Stated exercise:
Copy all the material below, exactly as it stands.

## Start Material for the task

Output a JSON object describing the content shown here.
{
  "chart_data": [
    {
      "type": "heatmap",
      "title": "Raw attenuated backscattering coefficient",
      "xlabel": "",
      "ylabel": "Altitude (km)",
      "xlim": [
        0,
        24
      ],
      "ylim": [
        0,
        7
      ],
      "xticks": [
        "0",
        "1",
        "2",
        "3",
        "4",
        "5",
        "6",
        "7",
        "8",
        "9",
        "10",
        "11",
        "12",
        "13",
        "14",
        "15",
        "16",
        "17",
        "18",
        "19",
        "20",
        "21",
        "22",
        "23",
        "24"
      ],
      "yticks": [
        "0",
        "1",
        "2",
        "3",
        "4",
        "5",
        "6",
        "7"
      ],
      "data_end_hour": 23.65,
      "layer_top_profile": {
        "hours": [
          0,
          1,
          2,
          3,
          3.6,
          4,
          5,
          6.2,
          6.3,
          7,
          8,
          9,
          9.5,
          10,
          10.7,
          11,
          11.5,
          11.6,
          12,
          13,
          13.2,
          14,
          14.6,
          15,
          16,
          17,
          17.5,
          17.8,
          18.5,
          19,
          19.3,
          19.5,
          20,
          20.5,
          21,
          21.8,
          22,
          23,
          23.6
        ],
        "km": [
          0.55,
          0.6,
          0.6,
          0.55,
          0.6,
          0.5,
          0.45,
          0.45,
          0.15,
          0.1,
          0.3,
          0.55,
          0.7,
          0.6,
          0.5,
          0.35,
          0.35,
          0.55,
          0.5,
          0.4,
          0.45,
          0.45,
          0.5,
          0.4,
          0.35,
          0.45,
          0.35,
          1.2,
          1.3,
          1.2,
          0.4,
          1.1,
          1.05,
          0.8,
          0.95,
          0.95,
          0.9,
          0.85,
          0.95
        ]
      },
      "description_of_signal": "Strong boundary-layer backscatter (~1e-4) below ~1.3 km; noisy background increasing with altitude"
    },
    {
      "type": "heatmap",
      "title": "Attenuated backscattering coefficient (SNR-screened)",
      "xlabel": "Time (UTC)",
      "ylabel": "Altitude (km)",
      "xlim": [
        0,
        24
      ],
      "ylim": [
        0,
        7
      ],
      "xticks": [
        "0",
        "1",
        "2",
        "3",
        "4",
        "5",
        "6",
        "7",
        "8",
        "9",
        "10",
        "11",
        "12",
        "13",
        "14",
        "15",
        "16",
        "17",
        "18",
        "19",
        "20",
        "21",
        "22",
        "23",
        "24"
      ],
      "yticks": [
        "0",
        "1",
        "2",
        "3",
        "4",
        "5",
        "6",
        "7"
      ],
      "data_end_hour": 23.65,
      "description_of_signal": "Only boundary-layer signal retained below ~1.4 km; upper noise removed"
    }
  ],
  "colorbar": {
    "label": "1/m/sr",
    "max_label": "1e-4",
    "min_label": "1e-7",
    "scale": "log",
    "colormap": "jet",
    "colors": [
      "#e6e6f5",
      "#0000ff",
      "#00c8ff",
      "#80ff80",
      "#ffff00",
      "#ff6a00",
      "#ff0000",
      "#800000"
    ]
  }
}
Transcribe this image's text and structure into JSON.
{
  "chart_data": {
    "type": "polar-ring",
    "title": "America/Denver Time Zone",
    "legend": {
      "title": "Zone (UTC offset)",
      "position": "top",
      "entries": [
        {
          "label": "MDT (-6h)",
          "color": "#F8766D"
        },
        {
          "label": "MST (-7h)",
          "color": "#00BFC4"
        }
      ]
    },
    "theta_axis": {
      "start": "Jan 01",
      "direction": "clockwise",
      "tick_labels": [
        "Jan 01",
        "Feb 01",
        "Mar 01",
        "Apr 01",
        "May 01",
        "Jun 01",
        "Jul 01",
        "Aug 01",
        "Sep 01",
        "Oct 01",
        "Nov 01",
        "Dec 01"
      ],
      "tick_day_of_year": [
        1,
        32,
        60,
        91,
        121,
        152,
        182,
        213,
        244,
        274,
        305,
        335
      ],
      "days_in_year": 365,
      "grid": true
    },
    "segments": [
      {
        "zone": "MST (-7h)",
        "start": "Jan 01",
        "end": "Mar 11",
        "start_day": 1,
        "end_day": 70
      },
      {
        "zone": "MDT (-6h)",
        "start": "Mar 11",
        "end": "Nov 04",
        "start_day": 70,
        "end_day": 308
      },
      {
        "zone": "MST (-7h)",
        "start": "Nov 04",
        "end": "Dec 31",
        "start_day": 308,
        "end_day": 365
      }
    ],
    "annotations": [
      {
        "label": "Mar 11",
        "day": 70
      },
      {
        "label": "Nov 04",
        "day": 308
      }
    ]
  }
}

## End Material for the task

Output of the task:
Output a JSON object describing the content shown here.
{
  "chart_data": [
    {
      "type": "heatmap",
      "title": "Raw attenuated backscattering coefficient",
      "xlabel": "",
      "ylabel": "Altitude (km)",
      "xlim": [
        0,
        24
      ],
      "ylim": [
        0,
        7
      ],
      "xticks": [
        "0",
        "1",
        "2",
        "3",
        "4",
        "5",
        "6",
        "7",
        "8",
        "9",
        "10",
        "11",
        "12",
        "13",
        "14",
        "15",
        "16",
        "17",
        "18",
        "19",
        "20",
        "21",
        "22",
        "23",
        "24"
      ],
      "yticks": [
        "0",
        "1",
        "2",
        "3",
        "4",
        "5",
        "6",
        "7"
      ],
      "data_end_hour": 23.65,
      "layer_top_profile": {
        "hours": [
          0,
          1,
          2,
          3,
          3.6,
          4,
          5,
          6.2,
          6.3,
          7,
          8,
          9,
          9.5,
          10,
          10.7,
          11,
          11.5,
          11.6,
          12,
          13,
          13.2,
          14,
          14.6,
          15,
          16,
          17,
          17.5,
          17.8,
          18.5,
          19,
          19.3,
          19.5,
          20,
          20.5,
          21,
          21.8,
          22,
          23,
          23.6
        ],
        "km": [
          0.55,
          0.6,
          0.6,
          0.55,
          0.6,
          0.5,
          0.45,
          0.45,
          0.15,
          0.1,
          0.3,
          0.55,
          0.7,
          0.6,
          0.5,
          0.35,
          0.35,
          0.55,
          0.5,
          0.4,
          0.45,
          0.45,
          0.5,
          0.4,
          0.35,
          0.45,
          0.35,
          1.2,
          1.3,
          1.2,
          0.4,
          1.1,
          1.05,
          0.8,
          0.95,
          0.95,
          0.9,
          0.85,
          0.95
        ]
      },
      "description_of_signal": "Strong boundary-layer backscatter (~1e-4) below ~1.3 km; noisy background increasing with altitude"
    },
    {
      "type": "heatmap",
      "title": "Attenuated backscattering coefficient (SNR-screened)",
      "xlabel": "Time (UTC)",
      "ylabel": "Altitude (km)",
      "xlim": [
        0,
        24
      ],
      "ylim": [
        0,
        7
      ],
      "xticks": [
        "0",
        "1",
        "2",
        "3",
        "4",
        "5",
        "6",
        "7",
        "8",
        "9",
        "10",
        "11",
        "12",
        "13",
        "14",
        "15",
        "16",
        "17",
        "18",
        "19",
        "20",
        "21",
        "22",
        "23",
        "24"
      ],
      "yticks": [
        "0",
        "1",
        "2",
        "3",
        "4",
        "5",
        "6",
        "7"
      ],
      "data_end_hour": 23.65,
      "description_of_signal": "Only boundary-layer signal retained below ~1.4 km; upper noise removed"
    }
  ],
  "colorbar": {
    "label": "1/m/sr",
    "max_label": "1e-4",
    "min_label": "1e-7",
    "scale": "log",
    "colormap": "jet",
    "colors": [
      "#e6e6f5",
      "#0000ff",
      "#00c8ff",
      "#80ff80",
      "#ffff00",
      "#ff6a00",
      "#ff0000",
      "#800000"
    ]
  }
}
Transcribe this image's text and structure into JSON.
{
  "chart_data": {
    "type": "polar-ring",
    "title": "America/Denver Time Zone",
    "legend": {
      "title": "Zone (UTC offset)",
      "position": "top",
      "entries": [
        {
          "label": "MDT (-6h)",
          "color": "#F8766D"
        },
        {
          "label": "MST (-7h)",
          "color": "#00BFC4"
        }
      ]
    },
    "theta_axis": {
      "start": "Jan 01",
      "direction": "clockwise",
      "tick_labels": [
        "Jan 01",
        "Feb 01",
        "Mar 01",
        "Apr 01",
        "May 01",
        "Jun 01",
        "Jul 01",
        "Aug 01",
        "Sep 01",
        "Oct 01",
        "Nov 01",
        "Dec 01"
      ],
      "tick_day_of_year": [
        1,
        32,
        60,
        91,
        121,
        152,
        182,
        213,
        244,
        274,
        305,
        335
      ],
      "days_in_year": 365,
      "grid": true
    },
    "segments": [
      {
        "zone": "MST (-7h)",
        "start": "Jan 01",
        "end": "Mar 11",
        "start_day": 1,
        "end_day": 70
      },
      {
        "zone": "MDT (-6h)",
        "start": "Mar 11",
        "end": "Nov 04",
        "start_day": 70,
        "end_day": 308
      },
      {
        "zone": "MST (-7h)",
        "start": "Nov 04",
        "end": "Dec 31",
        "start_day": 308,
        "end_day": 365
      }
    ],
    "annotations": [
      {
        "label": "Mar 11",
        "day": 70
      },
      {
        "label": "Nov 04",
        "day": 308
      }
    ]
  }
}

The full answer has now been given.